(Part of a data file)

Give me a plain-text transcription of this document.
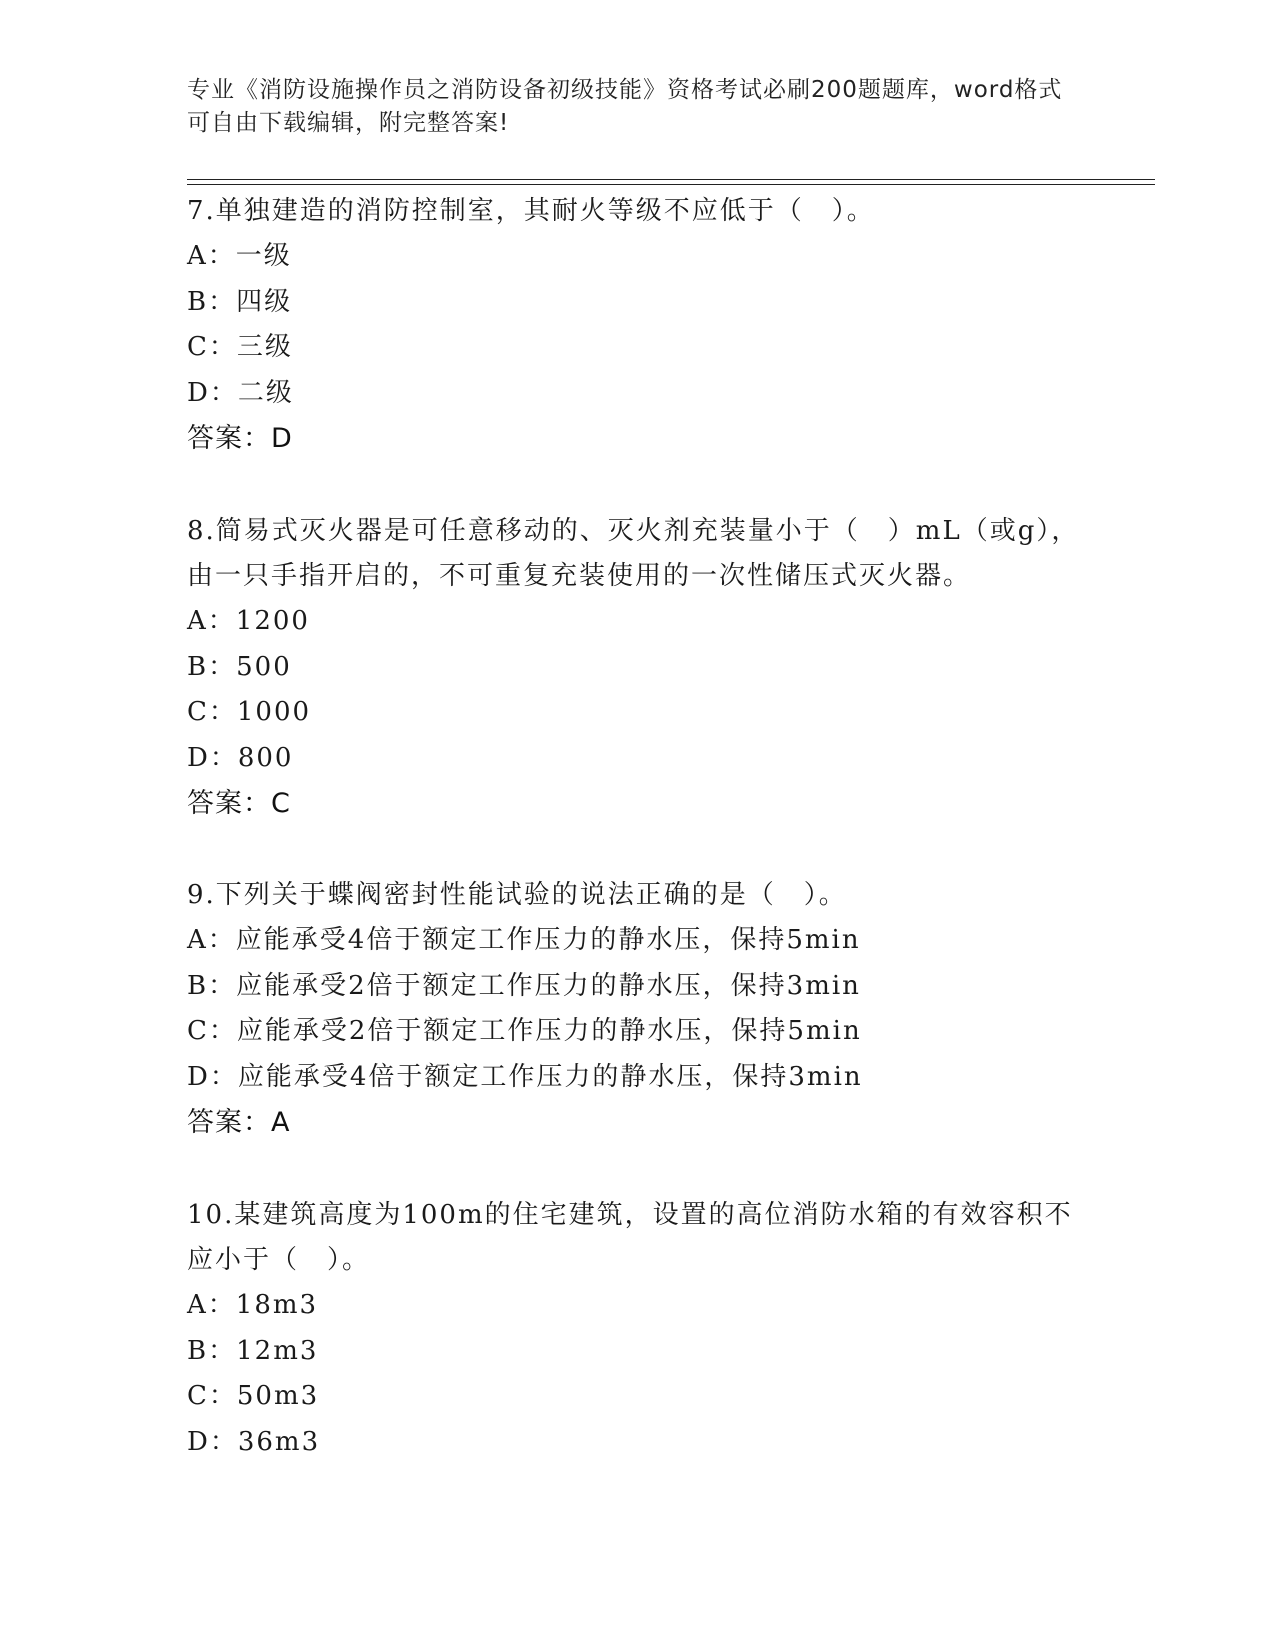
专业《消防设施操作员之消防设备初级技能》资格考试必刷200题题库，word格式可自由下载编辑，附完整答案!
7.单独建造的消防控制室，其耐火等级不应低于（　）。
A：一级
B：四级
C：三级
D：二级
答案：D
8.简易式灭火器是可任意移动的、灭火剂充装量小于（　）mL（或g），由一只手指开启的，不可重复充装使用的一次性储压式灭火器。
A：1200
B：500
C：1000
D：800
答案：C
9.下列关于蝶阀密封性能试验的说法正确的是（　）。
A：应能承受4倍于额定工作压力的静水压，保持5min
B：应能承受2倍于额定工作压力的静水压，保持3min
C：应能承受2倍于额定工作压力的静水压，保持5min
D：应能承受4倍于额定工作压力的静水压，保持3min
答案：A
10.某建筑高度为100m的住宅建筑，设置的高位消防水箱的有效容积不应小于（　）。
A：18m3
B：12m3
C：50m3
D：36m3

• Directive: Excluding the pictures, reproduce every entry exactly as given.

• Correct answer:
Give me a plain-text transcription of this document.
专业《消防设施操作员之消防设备初级技能》资格考试必刷200题题库，word格式可自由下载编辑，附完整答案!
7.单独建造的消防控制室，其耐火等级不应低于（　）。
A：一级
B：四级
C：三级
D：二级
答案：D
8.简易式灭火器是可任意移动的、灭火剂充装量小于（　）mL（或g），由一只手指开启的，不可重复充装使用的一次性储压式灭火器。
A：1200
B：500
C：1000
D：800
答案：C
9.下列关于蝶阀密封性能试验的说法正确的是（　）。
A：应能承受4倍于额定工作压力的静水压，保持5min
B：应能承受2倍于额定工作压力的静水压，保持3min
C：应能承受2倍于额定工作压力的静水压，保持5min
D：应能承受4倍于额定工作压力的静水压，保持3min
答案：A
10.某建筑高度为100m的住宅建筑，设置的高位消防水箱的有效容积不应小于（　）。
A：18m3
B：12m3
C：50m3
D：36m3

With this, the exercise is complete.